Given request — Write out every entry exactly as it stands.

◆ ◆ ◆ ◆ ◆

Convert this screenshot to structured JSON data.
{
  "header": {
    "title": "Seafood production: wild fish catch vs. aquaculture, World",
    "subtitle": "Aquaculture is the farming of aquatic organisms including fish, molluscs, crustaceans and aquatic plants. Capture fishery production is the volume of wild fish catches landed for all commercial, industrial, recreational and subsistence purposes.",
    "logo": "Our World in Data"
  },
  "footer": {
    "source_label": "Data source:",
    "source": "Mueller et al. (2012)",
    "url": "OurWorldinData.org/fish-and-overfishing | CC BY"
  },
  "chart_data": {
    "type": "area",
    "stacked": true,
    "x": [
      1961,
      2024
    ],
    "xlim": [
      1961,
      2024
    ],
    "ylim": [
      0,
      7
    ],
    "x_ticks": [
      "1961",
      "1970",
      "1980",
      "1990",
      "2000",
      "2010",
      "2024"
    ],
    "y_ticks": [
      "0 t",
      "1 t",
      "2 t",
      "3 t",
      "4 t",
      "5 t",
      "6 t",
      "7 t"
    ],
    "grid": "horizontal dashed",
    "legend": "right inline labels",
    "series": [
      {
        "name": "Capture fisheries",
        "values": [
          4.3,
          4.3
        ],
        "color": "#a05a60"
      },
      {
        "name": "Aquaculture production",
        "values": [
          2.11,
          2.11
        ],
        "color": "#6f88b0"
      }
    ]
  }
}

◆ ◆ ◆ ◆ ◆

Written answer —
Convert this screenshot to structured JSON data.
{
  "header": {
    "title": "Seafood production: wild fish catch vs. aquaculture, World",
    "subtitle": "Aquaculture is the farming of aquatic organisms including fish, molluscs, crustaceans and aquatic plants. Capture fishery production is the volume of wild fish catches landed for all commercial, industrial, recreational and subsistence purposes.",
    "logo": "Our World in Data"
  },
  "footer": {
    "source_label": "Data source:",
    "source": "Mueller et al. (2012)",
    "url": "OurWorldinData.org/fish-and-overfishing | CC BY"
  },
  "chart_data": {
    "type": "area",
    "stacked": true,
    "x": [
      1961,
      2024
    ],
    "xlim": [
      1961,
      2024
    ],
    "ylim": [
      0,
      7
    ],
    "x_ticks": [
      "1961",
      "1970",
      "1980",
      "1990",
      "2000",
      "2010",
      "2024"
    ],
    "y_ticks": [
      "0 t",
      "1 t",
      "2 t",
      "3 t",
      "4 t",
      "5 t",
      "6 t",
      "7 t"
    ],
    "grid": "horizontal dashed",
    "legend": "right inline labels",
    "series": [
      {
        "name": "Capture fisheries",
        "values": [
          4.3,
          4.3
        ],
        "color": "#a05a60"
      },
      {
        "name": "Aquaculture production",
        "values": [
          2.11,
          2.11
        ],
        "color": "#6f88b0"
      }
    ]
  }
}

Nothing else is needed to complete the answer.